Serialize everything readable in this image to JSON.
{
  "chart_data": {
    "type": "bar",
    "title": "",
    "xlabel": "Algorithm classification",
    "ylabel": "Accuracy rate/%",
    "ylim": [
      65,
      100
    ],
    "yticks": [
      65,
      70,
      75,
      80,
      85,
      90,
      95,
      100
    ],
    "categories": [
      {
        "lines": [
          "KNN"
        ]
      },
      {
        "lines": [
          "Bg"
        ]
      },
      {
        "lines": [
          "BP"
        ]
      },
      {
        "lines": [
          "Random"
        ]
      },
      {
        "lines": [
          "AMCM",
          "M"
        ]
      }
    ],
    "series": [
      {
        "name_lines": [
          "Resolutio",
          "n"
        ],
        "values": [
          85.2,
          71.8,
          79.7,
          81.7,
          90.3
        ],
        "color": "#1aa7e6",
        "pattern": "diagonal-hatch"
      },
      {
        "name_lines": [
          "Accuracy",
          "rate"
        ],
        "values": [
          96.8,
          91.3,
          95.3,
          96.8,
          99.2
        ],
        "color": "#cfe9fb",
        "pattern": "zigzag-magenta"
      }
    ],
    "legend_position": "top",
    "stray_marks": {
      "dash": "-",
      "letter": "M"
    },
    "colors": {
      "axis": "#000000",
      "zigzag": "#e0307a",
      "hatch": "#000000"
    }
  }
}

[Stated problem]
Copy out each line exactly.

[Result of the task]
Serialize everything readable in this image to JSON.
{
  "chart_data": {
    "type": "bar",
    "title": "",
    "xlabel": "Algorithm classification",
    "ylabel": "Accuracy rate/%",
    "ylim": [
      65,
      100
    ],
    "yticks": [
      65,
      70,
      75,
      80,
      85,
      90,
      95,
      100
    ],
    "categories": [
      {
        "lines": [
          "KNN"
        ]
      },
      {
        "lines": [
          "Bg"
        ]
      },
      {
        "lines": [
          "BP"
        ]
      },
      {
        "lines": [
          "Random"
        ]
      },
      {
        "lines": [
          "AMCM",
          "M"
        ]
      }
    ],
    "series": [
      {
        "name_lines": [
          "Resolutio",
          "n"
        ],
        "values": [
          85.2,
          71.8,
          79.7,
          81.7,
          90.3
        ],
        "color": "#1aa7e6",
        "pattern": "diagonal-hatch"
      },
      {
        "name_lines": [
          "Accuracy",
          "rate"
        ],
        "values": [
          96.8,
          91.3,
          95.3,
          96.8,
          99.2
        ],
        "color": "#cfe9fb",
        "pattern": "zigzag-magenta"
      }
    ],
    "legend_position": "top",
    "stray_marks": {
      "dash": "-",
      "letter": "M"
    },
    "colors": {
      "axis": "#000000",
      "zigzag": "#e0307a",
      "hatch": "#000000"
    }
  }
}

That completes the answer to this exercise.